## [Direction]
Quote each line exactly, from the line that contains "Transcribe the text in this document." down to the last line of the listing, and no other lines.

## [Supplied records]
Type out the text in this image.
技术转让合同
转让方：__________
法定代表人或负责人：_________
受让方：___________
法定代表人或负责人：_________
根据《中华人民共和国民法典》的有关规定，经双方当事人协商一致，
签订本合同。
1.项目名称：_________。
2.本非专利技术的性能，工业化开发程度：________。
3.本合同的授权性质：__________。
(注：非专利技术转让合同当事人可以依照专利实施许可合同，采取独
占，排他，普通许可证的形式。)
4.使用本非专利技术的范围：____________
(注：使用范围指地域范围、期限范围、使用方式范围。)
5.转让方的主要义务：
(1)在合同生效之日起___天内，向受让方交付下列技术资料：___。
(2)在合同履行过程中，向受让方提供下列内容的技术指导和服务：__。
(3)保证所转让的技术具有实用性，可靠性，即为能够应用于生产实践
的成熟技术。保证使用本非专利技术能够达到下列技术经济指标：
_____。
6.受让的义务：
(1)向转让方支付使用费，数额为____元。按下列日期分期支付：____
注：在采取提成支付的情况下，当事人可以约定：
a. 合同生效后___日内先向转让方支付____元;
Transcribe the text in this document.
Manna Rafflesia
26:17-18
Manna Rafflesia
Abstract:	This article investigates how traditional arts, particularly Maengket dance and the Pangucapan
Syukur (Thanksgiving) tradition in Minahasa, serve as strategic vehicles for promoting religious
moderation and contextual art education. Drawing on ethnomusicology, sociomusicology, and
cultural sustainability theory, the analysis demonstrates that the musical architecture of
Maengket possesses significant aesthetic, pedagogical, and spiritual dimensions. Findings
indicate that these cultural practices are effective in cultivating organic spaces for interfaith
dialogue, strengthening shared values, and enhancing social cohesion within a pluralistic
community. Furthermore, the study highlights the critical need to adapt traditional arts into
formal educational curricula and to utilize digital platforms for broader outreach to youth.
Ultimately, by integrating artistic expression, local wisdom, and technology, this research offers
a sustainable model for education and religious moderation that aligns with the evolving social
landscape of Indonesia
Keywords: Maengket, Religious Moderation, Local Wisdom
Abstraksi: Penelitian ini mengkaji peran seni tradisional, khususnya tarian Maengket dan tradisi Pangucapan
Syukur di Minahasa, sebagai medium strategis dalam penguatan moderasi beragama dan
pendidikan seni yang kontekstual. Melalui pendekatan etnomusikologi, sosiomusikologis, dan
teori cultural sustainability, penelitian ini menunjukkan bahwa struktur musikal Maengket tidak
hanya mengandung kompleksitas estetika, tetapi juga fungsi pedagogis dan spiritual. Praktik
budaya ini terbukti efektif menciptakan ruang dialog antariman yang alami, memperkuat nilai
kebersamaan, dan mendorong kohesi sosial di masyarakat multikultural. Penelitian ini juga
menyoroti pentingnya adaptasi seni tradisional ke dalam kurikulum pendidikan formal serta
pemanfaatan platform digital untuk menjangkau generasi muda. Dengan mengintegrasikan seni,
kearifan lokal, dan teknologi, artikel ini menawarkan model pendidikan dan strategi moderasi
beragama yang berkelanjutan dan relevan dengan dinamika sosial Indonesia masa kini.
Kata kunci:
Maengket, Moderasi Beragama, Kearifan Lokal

## [Result of this exercise]
Transcribe the text in this document.
Manna Rafflesia
26:17-18
Manna Rafflesia
Abstract:	This article investigates how traditional arts, particularly Maengket dance and the Pangucapan
Syukur (Thanksgiving) tradition in Minahasa, serve as strategic vehicles for promoting religious
moderation and contextual art education. Drawing on ethnomusicology, sociomusicology, and
cultural sustainability theory, the analysis demonstrates that the musical architecture of
Maengket possesses significant aesthetic, pedagogical, and spiritual dimensions. Findings
indicate that these cultural practices are effective in cultivating organic spaces for interfaith
dialogue, strengthening shared values, and enhancing social cohesion within a pluralistic
community. Furthermore, the study highlights the critical need to adapt traditional arts into
formal educational curricula and to utilize digital platforms for broader outreach to youth.
Ultimately, by integrating artistic expression, local wisdom, and technology, this research offers
a sustainable model for education and religious moderation that aligns with the evolving social
landscape of Indonesia
Keywords: Maengket, Religious Moderation, Local Wisdom
Abstraksi: Penelitian ini mengkaji peran seni tradisional, khususnya tarian Maengket dan tradisi Pangucapan
Syukur di Minahasa, sebagai medium strategis dalam penguatan moderasi beragama dan
pendidikan seni yang kontekstual. Melalui pendekatan etnomusikologi, sosiomusikologis, dan
teori cultural sustainability, penelitian ini menunjukkan bahwa struktur musikal Maengket tidak
hanya mengandung kompleksitas estetika, tetapi juga fungsi pedagogis dan spiritual. Praktik
budaya ini terbukti efektif menciptakan ruang dialog antariman yang alami, memperkuat nilai
kebersamaan, dan mendorong kohesi sosial di masyarakat multikultural. Penelitian ini juga
menyoroti pentingnya adaptasi seni tradisional ke dalam kurikulum pendidikan formal serta
pemanfaatan platform digital untuk menjangkau generasi muda. Dengan mengintegrasikan seni,
kearifan lokal, dan teknologi, artikel ini menawarkan model pendidikan dan strategi moderasi
beragama yang berkelanjutan dan relevan dengan dinamika sosial Indonesia masa kini.
Kata kunci:
Maengket, Moderasi Beragama, Kearifan Lokal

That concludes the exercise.